> **EXCERTO DO TEXTO**:
Veremos, mas a tendência parece ser para a formação de depressões  junto à costa no início de Dezembro, resta saber qual a posição das mesmas


----------



## Snifa (26 Nov 2022 às 18:41)

Isto é o que se chama precipitação bem distribuída, GFS 12 Z.

O NE Transmontano um pouco à margem, mas mesmo assim não está mal.


----------



## guisilva5000 (26 Nov 2022 às 18:58)

No índice NAO parece estar tudo a apontar para o cenário mais negativo da temporada.

O zig-zag que o jetstream faz...






A anomalia de geopotencial a sair da escala no circulo polar árctico... não vai ajudar nada à formação de gelo. Azar de uns, sorte de outros.

> **DADOS FORNECIDOS**:
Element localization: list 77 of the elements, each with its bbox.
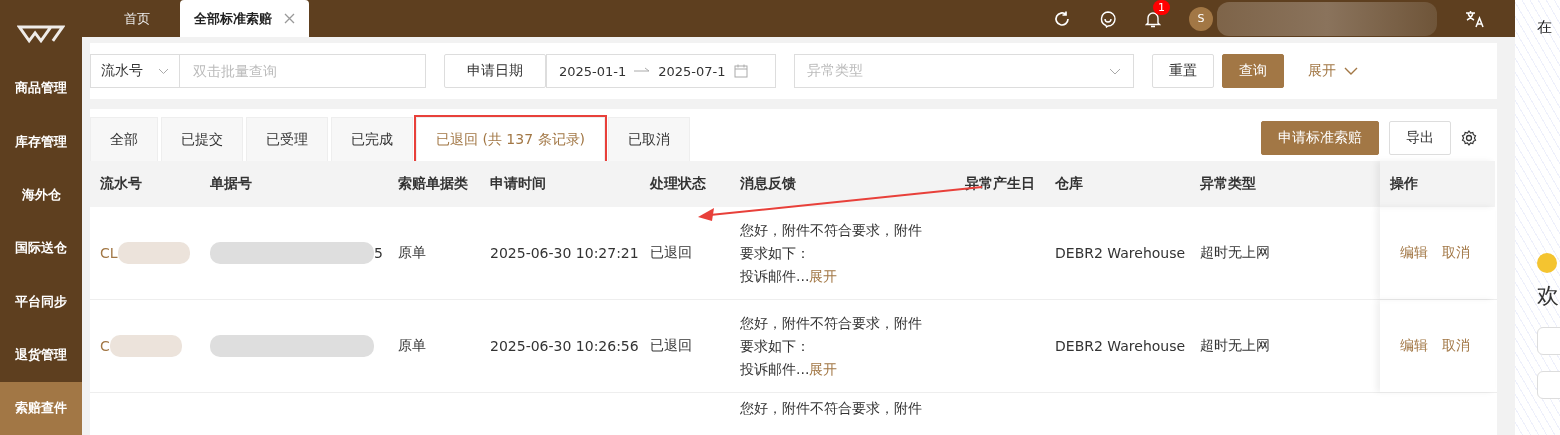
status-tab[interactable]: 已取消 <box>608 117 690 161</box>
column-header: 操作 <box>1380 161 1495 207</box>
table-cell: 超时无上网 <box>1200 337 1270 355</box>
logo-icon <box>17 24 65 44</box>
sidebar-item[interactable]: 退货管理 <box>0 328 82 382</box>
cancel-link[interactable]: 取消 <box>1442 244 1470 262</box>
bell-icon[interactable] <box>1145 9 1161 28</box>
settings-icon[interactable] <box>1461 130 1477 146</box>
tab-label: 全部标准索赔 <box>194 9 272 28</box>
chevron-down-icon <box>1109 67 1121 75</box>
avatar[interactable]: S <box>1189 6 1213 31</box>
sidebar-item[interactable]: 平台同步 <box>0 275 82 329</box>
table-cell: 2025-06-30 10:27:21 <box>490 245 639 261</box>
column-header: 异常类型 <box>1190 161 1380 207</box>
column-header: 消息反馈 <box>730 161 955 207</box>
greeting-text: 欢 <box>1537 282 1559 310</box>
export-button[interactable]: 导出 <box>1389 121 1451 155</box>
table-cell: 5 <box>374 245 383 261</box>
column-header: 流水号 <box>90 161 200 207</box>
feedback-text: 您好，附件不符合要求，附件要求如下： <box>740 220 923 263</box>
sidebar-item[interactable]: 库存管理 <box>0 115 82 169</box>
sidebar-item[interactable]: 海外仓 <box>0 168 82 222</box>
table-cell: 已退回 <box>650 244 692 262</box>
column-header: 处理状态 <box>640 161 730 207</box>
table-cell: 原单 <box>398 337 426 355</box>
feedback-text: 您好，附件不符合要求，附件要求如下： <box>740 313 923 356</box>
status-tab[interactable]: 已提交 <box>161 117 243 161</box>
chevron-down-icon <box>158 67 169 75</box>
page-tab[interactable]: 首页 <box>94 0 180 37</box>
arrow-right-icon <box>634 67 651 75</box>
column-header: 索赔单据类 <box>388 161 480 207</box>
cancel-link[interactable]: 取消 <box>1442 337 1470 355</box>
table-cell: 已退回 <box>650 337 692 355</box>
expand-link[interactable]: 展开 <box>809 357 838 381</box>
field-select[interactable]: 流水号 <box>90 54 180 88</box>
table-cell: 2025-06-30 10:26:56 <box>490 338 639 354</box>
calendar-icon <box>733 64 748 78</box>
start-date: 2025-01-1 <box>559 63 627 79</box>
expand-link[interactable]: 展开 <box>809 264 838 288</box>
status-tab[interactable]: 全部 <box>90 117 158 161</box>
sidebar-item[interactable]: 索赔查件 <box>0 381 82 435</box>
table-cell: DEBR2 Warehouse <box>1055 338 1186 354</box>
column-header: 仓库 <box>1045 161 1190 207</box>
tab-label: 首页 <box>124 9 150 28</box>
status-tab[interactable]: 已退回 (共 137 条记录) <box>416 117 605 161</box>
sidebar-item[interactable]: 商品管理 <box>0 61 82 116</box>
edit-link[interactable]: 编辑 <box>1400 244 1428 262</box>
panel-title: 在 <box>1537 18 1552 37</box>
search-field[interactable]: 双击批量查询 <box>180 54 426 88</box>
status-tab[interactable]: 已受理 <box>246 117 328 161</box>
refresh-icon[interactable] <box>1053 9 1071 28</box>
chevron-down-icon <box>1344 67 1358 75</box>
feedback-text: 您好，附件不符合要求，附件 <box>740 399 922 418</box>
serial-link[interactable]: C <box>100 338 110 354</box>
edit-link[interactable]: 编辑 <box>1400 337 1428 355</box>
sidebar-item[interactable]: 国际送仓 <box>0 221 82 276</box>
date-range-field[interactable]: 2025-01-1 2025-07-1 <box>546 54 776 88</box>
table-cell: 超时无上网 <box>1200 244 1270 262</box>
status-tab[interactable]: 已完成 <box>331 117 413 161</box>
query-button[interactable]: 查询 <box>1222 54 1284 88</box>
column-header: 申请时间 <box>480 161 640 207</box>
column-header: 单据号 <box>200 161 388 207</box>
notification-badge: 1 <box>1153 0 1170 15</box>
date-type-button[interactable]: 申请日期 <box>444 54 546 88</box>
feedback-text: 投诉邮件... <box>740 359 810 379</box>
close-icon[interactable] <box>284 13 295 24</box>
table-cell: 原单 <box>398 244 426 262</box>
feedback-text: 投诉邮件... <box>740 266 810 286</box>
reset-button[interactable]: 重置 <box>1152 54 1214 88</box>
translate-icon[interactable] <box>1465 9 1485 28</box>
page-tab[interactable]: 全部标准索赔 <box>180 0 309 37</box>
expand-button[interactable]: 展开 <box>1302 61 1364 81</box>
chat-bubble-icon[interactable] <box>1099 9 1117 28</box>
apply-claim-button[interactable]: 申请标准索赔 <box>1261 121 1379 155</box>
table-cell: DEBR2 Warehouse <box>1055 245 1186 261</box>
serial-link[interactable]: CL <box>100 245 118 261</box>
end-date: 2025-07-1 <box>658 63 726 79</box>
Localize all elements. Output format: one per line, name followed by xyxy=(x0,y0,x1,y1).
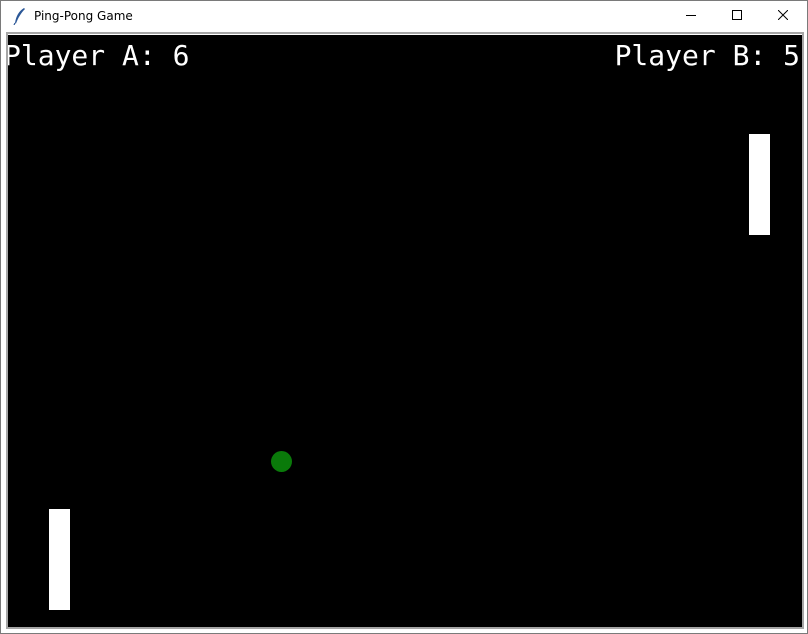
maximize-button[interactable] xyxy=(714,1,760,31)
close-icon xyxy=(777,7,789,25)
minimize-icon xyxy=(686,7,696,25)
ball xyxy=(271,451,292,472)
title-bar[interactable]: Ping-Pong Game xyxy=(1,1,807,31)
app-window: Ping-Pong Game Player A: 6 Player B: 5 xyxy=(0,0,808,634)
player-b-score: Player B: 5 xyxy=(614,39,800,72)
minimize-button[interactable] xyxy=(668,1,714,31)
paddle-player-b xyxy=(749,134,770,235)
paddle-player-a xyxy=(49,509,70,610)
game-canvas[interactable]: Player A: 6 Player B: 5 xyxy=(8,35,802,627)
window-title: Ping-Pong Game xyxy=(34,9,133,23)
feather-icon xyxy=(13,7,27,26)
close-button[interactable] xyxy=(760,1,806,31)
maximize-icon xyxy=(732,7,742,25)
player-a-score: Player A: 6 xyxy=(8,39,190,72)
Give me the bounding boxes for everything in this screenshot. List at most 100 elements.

==

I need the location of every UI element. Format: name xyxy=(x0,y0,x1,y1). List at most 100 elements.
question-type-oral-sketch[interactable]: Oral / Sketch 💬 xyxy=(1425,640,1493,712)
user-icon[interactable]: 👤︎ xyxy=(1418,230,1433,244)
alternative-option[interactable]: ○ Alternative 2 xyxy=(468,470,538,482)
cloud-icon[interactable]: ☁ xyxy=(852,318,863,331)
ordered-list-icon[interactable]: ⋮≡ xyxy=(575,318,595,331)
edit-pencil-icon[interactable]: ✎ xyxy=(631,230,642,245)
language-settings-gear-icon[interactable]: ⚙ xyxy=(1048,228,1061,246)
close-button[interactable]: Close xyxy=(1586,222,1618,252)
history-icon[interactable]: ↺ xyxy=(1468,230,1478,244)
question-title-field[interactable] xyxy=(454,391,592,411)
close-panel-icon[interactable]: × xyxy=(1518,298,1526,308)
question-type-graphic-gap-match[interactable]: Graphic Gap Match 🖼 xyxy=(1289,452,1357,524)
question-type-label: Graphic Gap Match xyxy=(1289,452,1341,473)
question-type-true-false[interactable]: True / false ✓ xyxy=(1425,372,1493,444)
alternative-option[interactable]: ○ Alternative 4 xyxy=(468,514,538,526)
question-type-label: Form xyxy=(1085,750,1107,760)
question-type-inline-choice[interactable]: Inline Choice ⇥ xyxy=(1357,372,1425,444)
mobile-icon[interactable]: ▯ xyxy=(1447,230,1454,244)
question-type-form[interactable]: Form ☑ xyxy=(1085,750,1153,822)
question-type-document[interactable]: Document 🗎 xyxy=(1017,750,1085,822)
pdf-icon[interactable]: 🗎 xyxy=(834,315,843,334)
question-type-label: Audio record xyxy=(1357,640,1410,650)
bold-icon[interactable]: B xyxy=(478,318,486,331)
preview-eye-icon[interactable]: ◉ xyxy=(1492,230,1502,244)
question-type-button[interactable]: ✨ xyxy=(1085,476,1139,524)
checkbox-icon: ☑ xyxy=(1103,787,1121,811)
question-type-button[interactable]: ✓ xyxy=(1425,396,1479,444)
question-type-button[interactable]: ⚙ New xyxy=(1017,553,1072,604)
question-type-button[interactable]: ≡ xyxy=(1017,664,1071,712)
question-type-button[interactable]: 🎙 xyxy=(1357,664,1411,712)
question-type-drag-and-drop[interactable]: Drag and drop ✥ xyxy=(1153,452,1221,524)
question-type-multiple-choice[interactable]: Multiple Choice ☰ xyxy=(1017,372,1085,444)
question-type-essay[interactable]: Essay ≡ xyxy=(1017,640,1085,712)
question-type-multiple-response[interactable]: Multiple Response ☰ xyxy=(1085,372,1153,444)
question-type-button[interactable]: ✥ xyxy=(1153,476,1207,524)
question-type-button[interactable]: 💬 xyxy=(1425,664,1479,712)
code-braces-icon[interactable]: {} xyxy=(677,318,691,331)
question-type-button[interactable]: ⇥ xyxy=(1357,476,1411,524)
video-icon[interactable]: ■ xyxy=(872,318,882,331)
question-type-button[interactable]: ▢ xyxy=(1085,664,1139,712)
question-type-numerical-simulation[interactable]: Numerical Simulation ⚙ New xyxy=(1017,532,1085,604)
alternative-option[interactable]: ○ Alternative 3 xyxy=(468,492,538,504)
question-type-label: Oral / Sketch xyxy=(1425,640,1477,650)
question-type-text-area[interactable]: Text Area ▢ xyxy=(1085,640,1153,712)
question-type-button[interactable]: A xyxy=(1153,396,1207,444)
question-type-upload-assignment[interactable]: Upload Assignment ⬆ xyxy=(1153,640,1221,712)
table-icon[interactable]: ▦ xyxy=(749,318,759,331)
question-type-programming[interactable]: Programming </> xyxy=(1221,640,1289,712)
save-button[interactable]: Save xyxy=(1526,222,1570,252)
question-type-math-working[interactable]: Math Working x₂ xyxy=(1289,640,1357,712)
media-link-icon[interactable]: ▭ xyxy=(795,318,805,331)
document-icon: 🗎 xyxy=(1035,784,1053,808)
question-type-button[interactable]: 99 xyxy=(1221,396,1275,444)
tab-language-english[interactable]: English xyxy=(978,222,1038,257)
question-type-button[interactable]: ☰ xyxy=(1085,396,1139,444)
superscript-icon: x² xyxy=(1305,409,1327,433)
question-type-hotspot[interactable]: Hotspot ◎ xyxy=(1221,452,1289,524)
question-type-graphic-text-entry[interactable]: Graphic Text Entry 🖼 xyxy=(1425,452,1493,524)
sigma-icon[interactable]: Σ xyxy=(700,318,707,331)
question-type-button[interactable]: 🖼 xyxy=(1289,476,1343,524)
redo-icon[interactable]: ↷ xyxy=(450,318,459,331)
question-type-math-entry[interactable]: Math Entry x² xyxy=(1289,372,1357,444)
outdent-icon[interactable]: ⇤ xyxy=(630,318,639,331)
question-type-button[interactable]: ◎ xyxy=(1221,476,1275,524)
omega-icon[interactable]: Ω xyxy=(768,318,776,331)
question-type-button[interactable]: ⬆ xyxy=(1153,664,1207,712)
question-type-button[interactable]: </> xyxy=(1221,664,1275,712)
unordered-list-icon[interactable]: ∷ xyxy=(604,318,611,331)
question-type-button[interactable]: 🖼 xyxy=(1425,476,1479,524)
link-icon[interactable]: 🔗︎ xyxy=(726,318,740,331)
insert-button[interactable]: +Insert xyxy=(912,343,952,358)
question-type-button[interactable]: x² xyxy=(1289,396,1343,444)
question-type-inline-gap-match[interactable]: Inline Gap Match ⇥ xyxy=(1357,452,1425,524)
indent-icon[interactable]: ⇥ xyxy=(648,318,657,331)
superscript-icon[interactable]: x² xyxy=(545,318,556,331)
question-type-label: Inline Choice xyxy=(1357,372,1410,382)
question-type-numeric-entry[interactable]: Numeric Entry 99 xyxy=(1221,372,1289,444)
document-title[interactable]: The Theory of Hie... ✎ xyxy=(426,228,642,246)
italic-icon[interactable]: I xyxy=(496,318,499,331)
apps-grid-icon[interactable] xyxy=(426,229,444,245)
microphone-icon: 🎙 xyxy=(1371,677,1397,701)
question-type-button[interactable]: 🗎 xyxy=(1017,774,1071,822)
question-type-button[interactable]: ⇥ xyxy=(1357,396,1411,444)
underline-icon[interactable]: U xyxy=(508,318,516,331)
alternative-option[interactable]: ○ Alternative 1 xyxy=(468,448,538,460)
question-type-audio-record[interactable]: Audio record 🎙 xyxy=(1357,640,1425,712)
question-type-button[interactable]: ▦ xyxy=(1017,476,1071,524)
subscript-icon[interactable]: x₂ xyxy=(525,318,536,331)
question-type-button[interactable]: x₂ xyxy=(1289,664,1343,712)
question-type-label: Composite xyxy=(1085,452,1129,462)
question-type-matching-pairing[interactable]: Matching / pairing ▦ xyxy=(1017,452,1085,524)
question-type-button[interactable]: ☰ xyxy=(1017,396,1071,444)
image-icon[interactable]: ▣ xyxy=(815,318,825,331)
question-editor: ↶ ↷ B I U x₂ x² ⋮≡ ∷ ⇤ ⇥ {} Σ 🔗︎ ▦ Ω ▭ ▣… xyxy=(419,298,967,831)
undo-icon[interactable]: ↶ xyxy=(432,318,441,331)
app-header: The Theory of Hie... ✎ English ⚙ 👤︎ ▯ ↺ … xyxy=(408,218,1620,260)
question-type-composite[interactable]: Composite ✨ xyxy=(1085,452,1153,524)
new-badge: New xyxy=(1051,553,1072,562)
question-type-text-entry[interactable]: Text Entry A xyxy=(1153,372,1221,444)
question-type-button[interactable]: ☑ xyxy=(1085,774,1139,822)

> **TAREFAS A FAZER**:
**a)** Na conversa sobre o tempo, por que razão a formação de gelo não vai ter ajuda? Responda em uma a três frases.
**b)** Retome a conversa sobre o tempo e continue-a a partir da última frase.

> **RESPOSTAS POR TAREFA**:
**a)** Porque a anomalia de geopotencial está a sair da escala no círculo polar ártico, o que não vai ajudar nada à formação de gelo.

**b)**
Tanto o ECMWF como o GFS concordam com a cut-off, agora discordam onde a chuva cai. GFS mete dilúvio na 1a quinzena, ECMWF é muito mais modesto.


----------



## Snifa (27 Nov 2022 às 16:53)

Voltam os acumulados elevados mais a norte e noroeste, já nos 200 mm em algumas  zonas, isto segundo o GFS 12 z e até ao dia 09/12.

A esta distância nem vale a pena ligar muito, mas cá fica para registo e comparação com futuras saídas:


----------



## StormRic (27 Nov 2022 às 19:32)

Verificação da previsão a 24 horas usando a saída das 18h de ontem, para hoje às 18:00.
Mostra alguma incerteza que deve ser tida em conta, mesmo em previsões a curto prazo de 24 horas apenas.
A previsão apontava a segunda frente já estando em Setúbal e a primeira frente já desaparecida. Mas é interessante a linha de instabilidade assinalada na Corunha, nessa previsão, e que efectivamente está agora no Litoral Norte mas não está indicada na análise.

Previsão:





Análise de hoje às 18:00





Sequência da previsão até à chegada do novo sistema frontal na 3ª à noite/madrugada/manhã de 4ª.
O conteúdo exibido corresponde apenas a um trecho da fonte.